**Exercise objective**
What is needed is a word-for-word copy of all the entries, minus the pictures.

[Document text records]
——

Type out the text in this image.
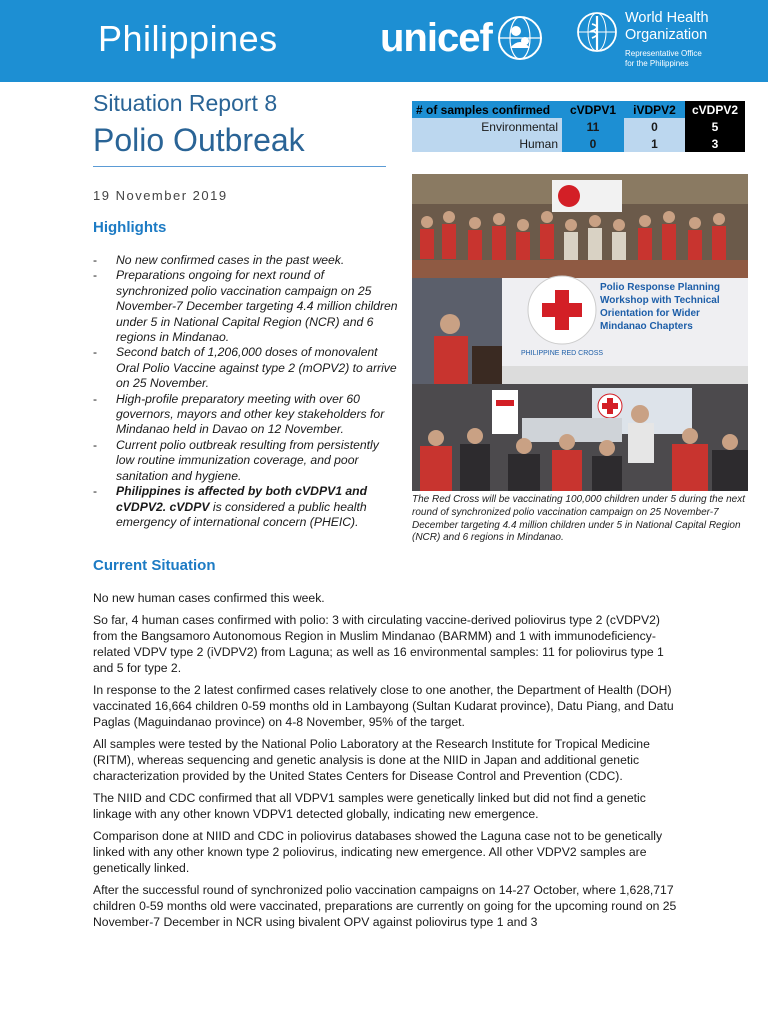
Philippines	unicef	World Health
Organization
Representative Office
for the Philippines
Situation Report 8
Polio Outbreak
19 November 2019
# of samples confirmed	cVDPV1	iVDPV2	cVDPV2
Environmental	11	0	5
Human	0	1	3
Highlights
- No new confirmed cases in the past week.
- Preparations ongoing for next round of synchronized polio vaccination campaign on 25 November-7 December targeting 4.4 million children under 5 in National Capital Region (NCR) and 6 regions in Mindanao.
- Second batch of 1,206,000 doses of monovalent Oral Polio Vaccine against type 2 (mOPV2) to arrive on 25 November.
- High-profile preparatory meeting with over 60 governors, mayors and other key stakeholders for Mindanao held in Davao on 12 November.
- Current polio outbreak resulting from persistently low routine immunization coverage, and poor sanitation and hygiene.
- Philippines is affected by both cVDPV1 and cVDPV2. cVDPV is considered a public health emergency of international concern (PHEIC).
PHILIPPINE RED CROSS
Polio Response Planning
Workshop with Technical
Orientation for Wider
Mindanao Chapters
The Red Cross will be vaccinating 100,000 children under 5 during the next round of synchronized polio vaccination campaign on 25 November-7 December targeting 4.4 million children under 5 in National Capital Region (NCR) and 6 regions in Mindanao.
Current Situation

No new human cases confirmed this week.

So far, 4 human cases confirmed with polio: 3 with circulating vaccine-derived poliovirus type 2 (cVDPV2) from the Bangsamoro Autonomous Region in Muslim Mindanao (BARMM) and 1 with immunodeficiency-related VDPV type 2 (iVDPV2) from Laguna; as well as 16 environmental samples: 11 for poliovirus type 1 and 5 for type 2.

In response to the 2 latest confirmed cases relatively close to one another, the Department of Health (DOH) vaccinated 16,664 children 0-59 months old in Lambayong (Sultan Kudarat province), Datu Piang, and Datu Paglas (Maguindanao province) on 4-8 November, 95% of the target.

All samples were tested by the National Polio Laboratory at the Research Institute for Tropical Medicine (RITM), whereas sequencing and genetic analysis is done at the NIID in Japan and additional genetic characterization provided by the United States Centers for Disease Control and Prevention (CDC).

The NIID and CDC confirmed that all VDPV1 samples were genetically linked but did not find a genetic linkage with any other known VDPV1 detected globally, indicating new emergence.

Comparison done at NIID and CDC in poliovirus databases showed the Laguna case not to be genetically linked with any other known type 2 poliovirus, indicating new emergence. All other VDPV2 samples are genetically linked.

After the successful round of synchronized polio vaccination campaigns on 14-27 October, where 1,628,717 children 0-59 months old were vaccinated, preparations are currently on going for the upcoming round on 25 November-7 December in NCR using bivalent OPV against poliovirus type 1 and 3
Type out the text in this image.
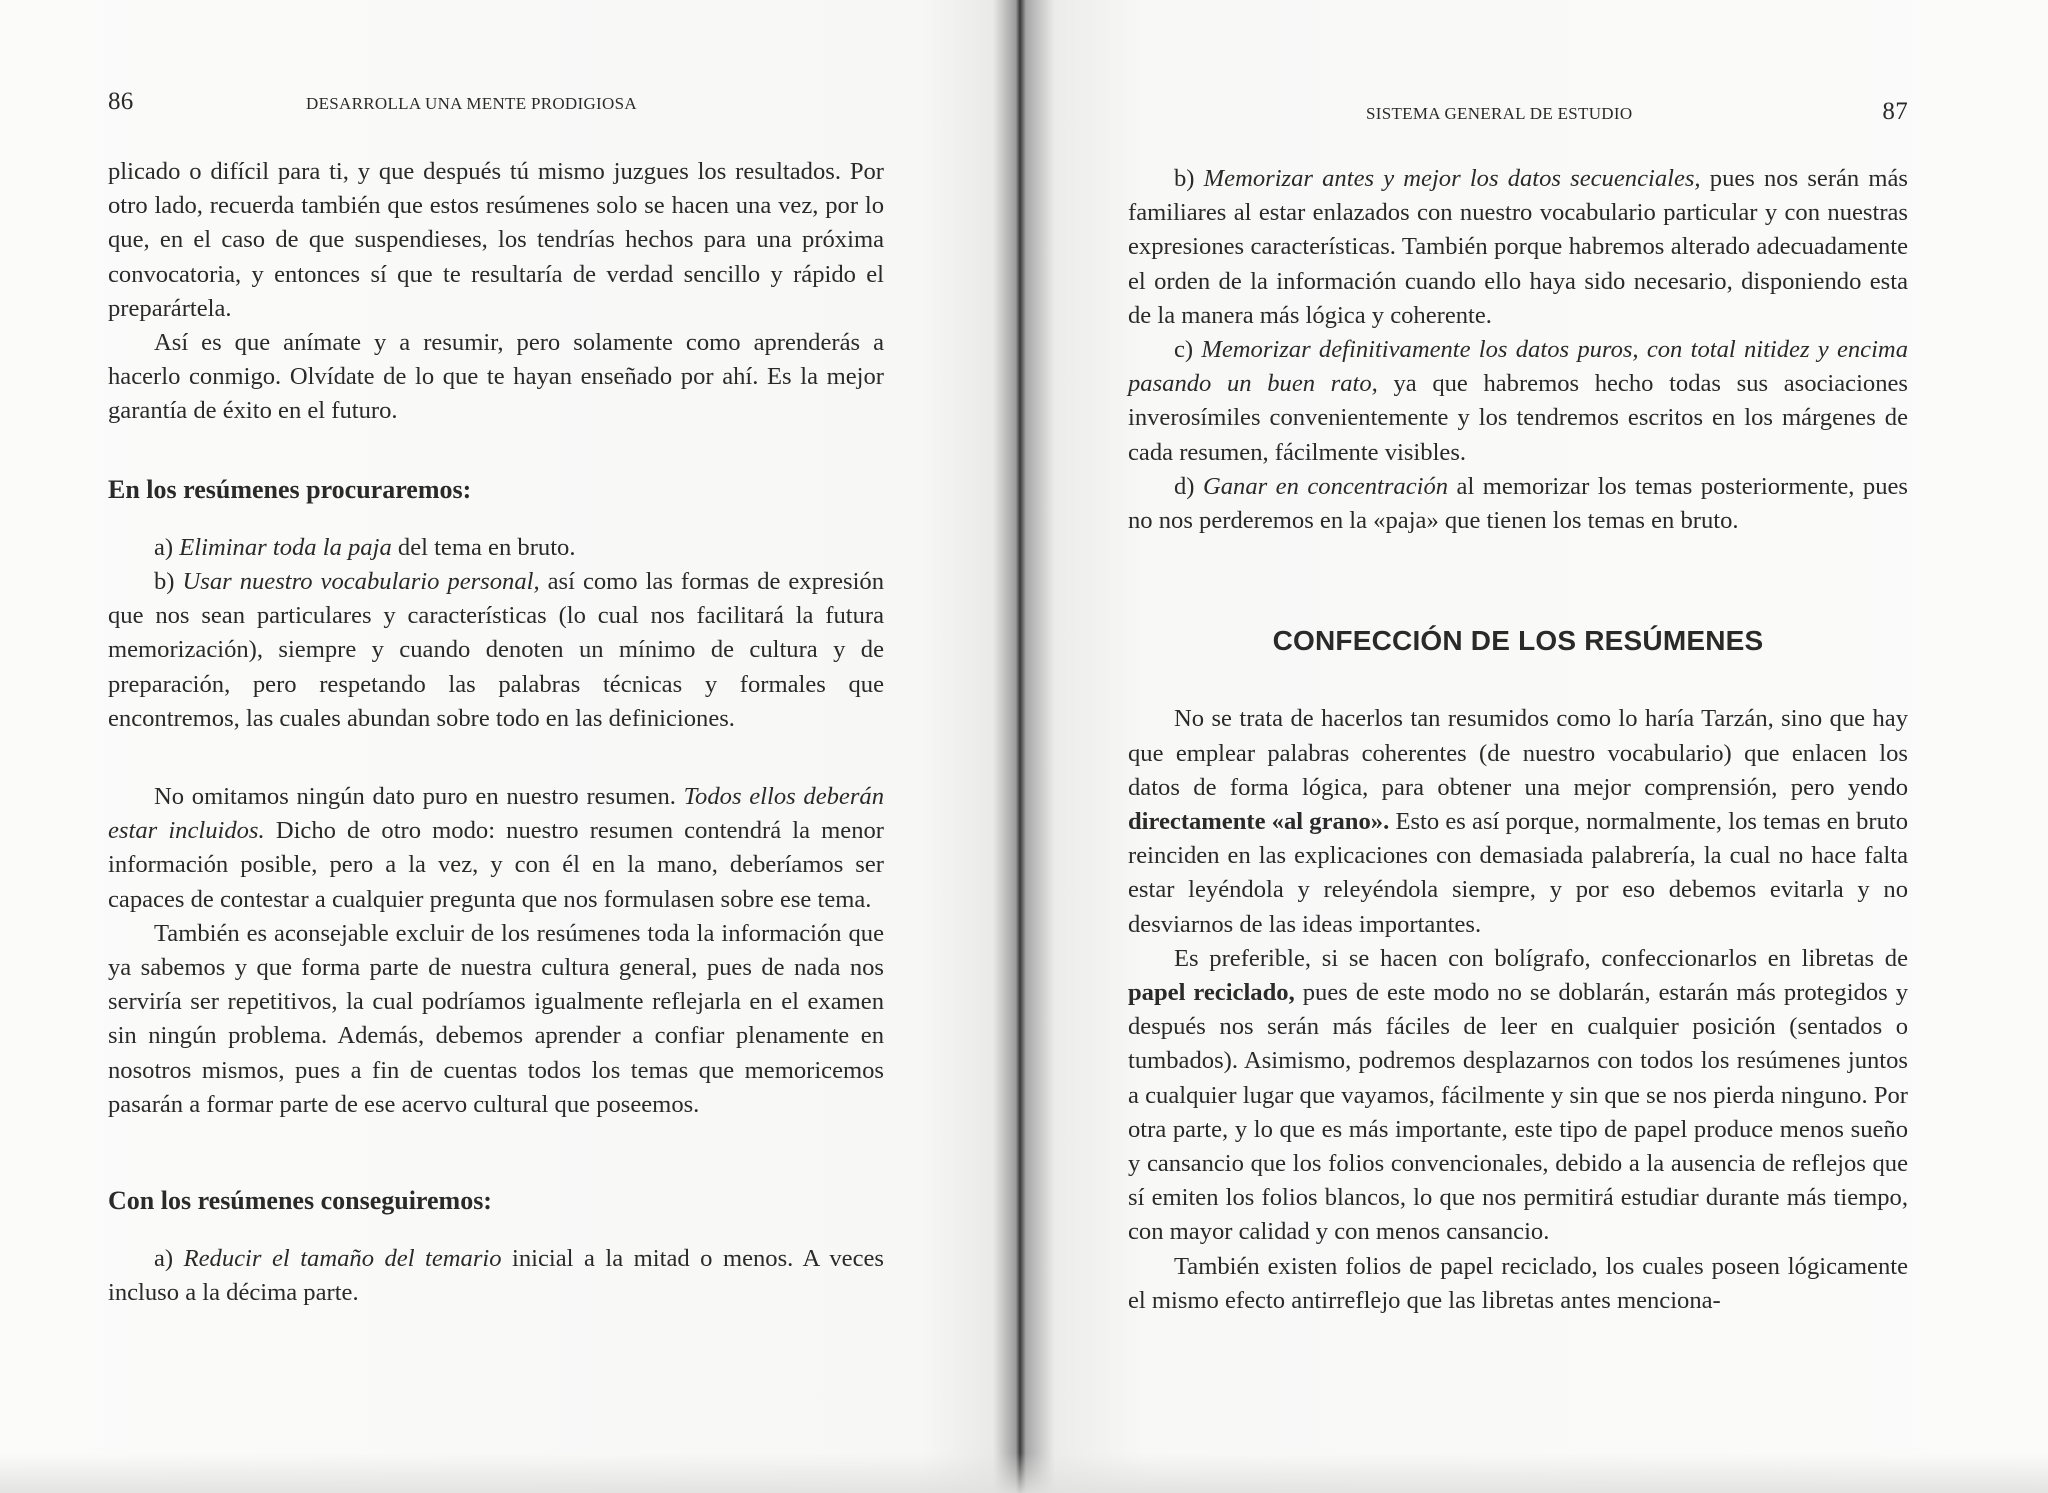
86	DESARROLLA UNA MENTE PRODIGIOSA

plicado o difícil para ti, y que después tú mismo juzgues los resultados. Por otro lado, recuerda también que estos resúmenes solo se hacen una vez, por lo que, en el caso de que suspendieses, los tendrías hechos para una próxima convocatoria, y entonces sí que te resultaría de verdad sencillo y rápido el preparártela.

Así es que anímate y a resumir, pero solamente como aprenderás a hacerlo conmigo. Olvídate de lo que te hayan enseñado por ahí. Es la mejor garantía de éxito en el futuro.

En los resúmenes procuraremos:

a) Eliminar toda la paja del tema en bruto.

b) Usar nuestro vocabulario personal, así como las formas de expresión que nos sean particulares y características (lo cual nos facilitará la futura memorización), siempre y cuando denoten un mínimo de cultura y de preparación, pero respetando las palabras técnicas y formales que encontremos, las cuales abundan sobre todo en las definiciones.

No omitamos ningún dato puro en nuestro resumen. Todos ellos deberán estar incluidos. Dicho de otro modo: nuestro resumen contendrá la menor información posible, pero a la vez, y con él en la mano, deberíamos ser capaces de contestar a cualquier pregunta que nos formulasen sobre ese tema.

También es aconsejable excluir de los resúmenes toda la información que ya sabemos y que forma parte de nuestra cultura general, pues de nada nos serviría ser repetitivos, la cual podríamos igualmente reflejarla en el examen sin ningún problema. Además, debemos aprender a confiar plenamente en nosotros mismos, pues a fin de cuentas todos los temas que memoricemos pasarán a formar parte de ese acervo cultural que poseemos.

Con los resúmenes conseguiremos:

a) Reducir el tamaño del temario inicial a la mitad o menos. A veces incluso a la décima parte.

SISTEMA GENERAL DE ESTUDIO	87

b) Memorizar antes y mejor los datos secuenciales, pues nos serán más familiares al estar enlazados con nuestro vocabulario particular y con nuestras expresiones características. También porque habremos alterado adecuadamente el orden de la información cuando ello haya sido necesario, disponiendo esta de la manera más lógica y coherente.

c) Memorizar definitivamente los datos puros, con total nitidez y encima pasando un buen rato, ya que habremos hecho todas sus asociaciones inverosímiles convenientemente y los tendremos escritos en los márgenes de cada resumen, fácilmente visibles.

d) Ganar en concentración al memorizar los temas posteriormente, pues no nos perderemos en la «paja» que tienen los temas en bruto.

CONFECCIÓN DE LOS RESÚMENES

No se trata de hacerlos tan resumidos como lo haría Tarzán, sino que hay que emplear palabras coherentes (de nuestro vocabulario) que enlacen los datos de forma lógica, para obtener una mejor comprensión, pero yendo directamente «al grano». Esto es así porque, normalmente, los temas en bruto reinciden en las explicaciones con demasiada palabrería, la cual no hace falta estar leyéndola y releyéndola siempre, y por eso debemos evitarla y no desviarnos de las ideas importantes.

Es preferible, si se hacen con bolígrafo, confeccionarlos en libretas de papel reciclado, pues de este modo no se doblarán, estarán más protegidos y después nos serán más fáciles de leer en cualquier posición (sentados o tumbados). Asimismo, podremos desplazarnos con todos los resúmenes juntos a cualquier lugar que vayamos, fácilmente y sin que se nos pierda ninguno. Por otra parte, y lo que es más importante, este tipo de papel produce menos sueño y cansancio que los folios convencionales, debido a la ausencia de reflejos que sí emiten los folios blancos, lo que nos permitirá estudiar durante más tiempo, con mayor calidad y con menos cansancio.

También existen folios de papel reciclado, los cuales poseen lógicamente el mismo efecto antirreflejo que las libretas antes menciona-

——

**Completed exercise**
Type out the text in this image.
Philippines	unicef	World Health
Organization
Representative Office
for the Philippines
Situation Report 8
Polio Outbreak
19 November 2019
# of samples confirmed	cVDPV1	iVDPV2	cVDPV2
Environmental	11	0	5
Human	0	1	3
Highlights
- No new confirmed cases in the past week.
- Preparations ongoing for next round of synchronized polio vaccination campaign on 25 November-7 December targeting 4.4 million children under 5 in National Capital Region (NCR) and 6 regions in Mindanao.
- Second batch of 1,206,000 doses of monovalent Oral Polio Vaccine against type 2 (mOPV2) to arrive on 25 November.
- High-profile preparatory meeting with over 60 governors, mayors and other key stakeholders for Mindanao held in Davao on 12 November.
- Current polio outbreak resulting from persistently low routine immunization coverage, and poor sanitation and hygiene.
- Philippines is affected by both cVDPV1 and cVDPV2. cVDPV is considered a public health emergency of international concern (PHEIC).
PHILIPPINE RED CROSS
Polio Response Planning
Workshop with Technical
Orientation for Wider
Mindanao Chapters
The Red Cross will be vaccinating 100,000 children under 5 during the next round of synchronized polio vaccination campaign on 25 November-7 December targeting 4.4 million children under 5 in National Capital Region (NCR) and 6 regions in Mindanao.
Current Situation

No new human cases confirmed this week.

So far, 4 human cases confirmed with polio: 3 with circulating vaccine-derived poliovirus type 2 (cVDPV2) from the Bangsamoro Autonomous Region in Muslim Mindanao (BARMM) and 1 with immunodeficiency-related VDPV type 2 (iVDPV2) from Laguna; as well as 16 environmental samples: 11 for poliovirus type 1 and 5 for type 2.

In response to the 2 latest confirmed cases relatively close to one another, the Department of Health (DOH) vaccinated 16,664 children 0-59 months old in Lambayong (Sultan Kudarat province), Datu Piang, and Datu Paglas (Maguindanao province) on 4-8 November, 95% of the target.

All samples were tested by the National Polio Laboratory at the Research Institute for Tropical Medicine (RITM), whereas sequencing and genetic analysis is done at the NIID in Japan and additional genetic characterization provided by the United States Centers for Disease Control and Prevention (CDC).

The NIID and CDC confirmed that all VDPV1 samples were genetically linked but did not find a genetic linkage with any other known VDPV1 detected globally, indicating new emergence.

Comparison done at NIID and CDC in poliovirus databases showed the Laguna case not to be genetically linked with any other known type 2 poliovirus, indicating new emergence. All other VDPV2 samples are genetically linked.

After the successful round of synchronized polio vaccination campaigns on 14-27 October, where 1,628,717 children 0-59 months old were vaccinated, preparations are currently on going for the upcoming round on 25 November-7 December in NCR using bivalent OPV against poliovirus type 1 and 3
Type out the text in this image.
86	DESARROLLA UNA MENTE PRODIGIOSA

plicado o difícil para ti, y que después tú mismo juzgues los resultados. Por otro lado, recuerda también que estos resúmenes solo se hacen una vez, por lo que, en el caso de que suspendieses, los tendrías hechos para una próxima convocatoria, y entonces sí que te resultaría de verdad sencillo y rápido el preparártela.

Así es que anímate y a resumir, pero solamente como aprenderás a hacerlo conmigo. Olvídate de lo que te hayan enseñado por ahí. Es la mejor garantía de éxito en el futuro.

En los resúmenes procuraremos:

a) Eliminar toda la paja del tema en bruto.

b) Usar nuestro vocabulario personal, así como las formas de expresión que nos sean particulares y características (lo cual nos facilitará la futura memorización), siempre y cuando denoten un mínimo de cultura y de preparación, pero respetando las palabras técnicas y formales que encontremos, las cuales abundan sobre todo en las definiciones.

No omitamos ningún dato puro en nuestro resumen. Todos ellos deberán estar incluidos. Dicho de otro modo: nuestro resumen contendrá la menor información posible, pero a la vez, y con él en la mano, deberíamos ser capaces de contestar a cualquier pregunta que nos formulasen sobre ese tema.

También es aconsejable excluir de los resúmenes toda la información que ya sabemos y que forma parte de nuestra cultura general, pues de nada nos serviría ser repetitivos, la cual podríamos igualmente reflejarla en el examen sin ningún problema. Además, debemos aprender a confiar plenamente en nosotros mismos, pues a fin de cuentas todos los temas que memoricemos pasarán a formar parte de ese acervo cultural que poseemos.

Con los resúmenes conseguiremos:

a) Reducir el tamaño del temario inicial a la mitad o menos. A veces incluso a la décima parte.

SISTEMA GENERAL DE ESTUDIO	87

b) Memorizar antes y mejor los datos secuenciales, pues nos serán más familiares al estar enlazados con nuestro vocabulario particular y con nuestras expresiones características. También porque habremos alterado adecuadamente el orden de la información cuando ello haya sido necesario, disponiendo esta de la manera más lógica y coherente.

c) Memorizar definitivamente los datos puros, con total nitidez y encima pasando un buen rato, ya que habremos hecho todas sus asociaciones inverosímiles convenientemente y los tendremos escritos en los márgenes de cada resumen, fácilmente visibles.

d) Ganar en concentración al memorizar los temas posteriormente, pues no nos perderemos en la «paja» que tienen los temas en bruto.

CONFECCIÓN DE LOS RESÚMENES

No se trata de hacerlos tan resumidos como lo haría Tarzán, sino que hay que emplear palabras coherentes (de nuestro vocabulario) que enlacen los datos de forma lógica, para obtener una mejor comprensión, pero yendo directamente «al grano». Esto es así porque, normalmente, los temas en bruto reinciden en las explicaciones con demasiada palabrería, la cual no hace falta estar leyéndola y releyéndola siempre, y por eso debemos evitarla y no desviarnos de las ideas importantes.

Es preferible, si se hacen con bolígrafo, confeccionarlos en libretas de papel reciclado, pues de este modo no se doblarán, estarán más protegidos y después nos serán más fáciles de leer en cualquier posición (sentados o tumbados). Asimismo, podremos desplazarnos con todos los resúmenes juntos a cualquier lugar que vayamos, fácilmente y sin que se nos pierda ninguno. Por otra parte, y lo que es más importante, este tipo de papel produce menos sueño y cansancio que los folios convencionales, debido a la ausencia de reflejos que sí emiten los folios blancos, lo que nos permitirá estudiar durante más tiempo, con mayor calidad y con menos cansancio.

También existen folios de papel reciclado, los cuales poseen lógicamente el mismo efecto antirreflejo que las libretas antes menciona-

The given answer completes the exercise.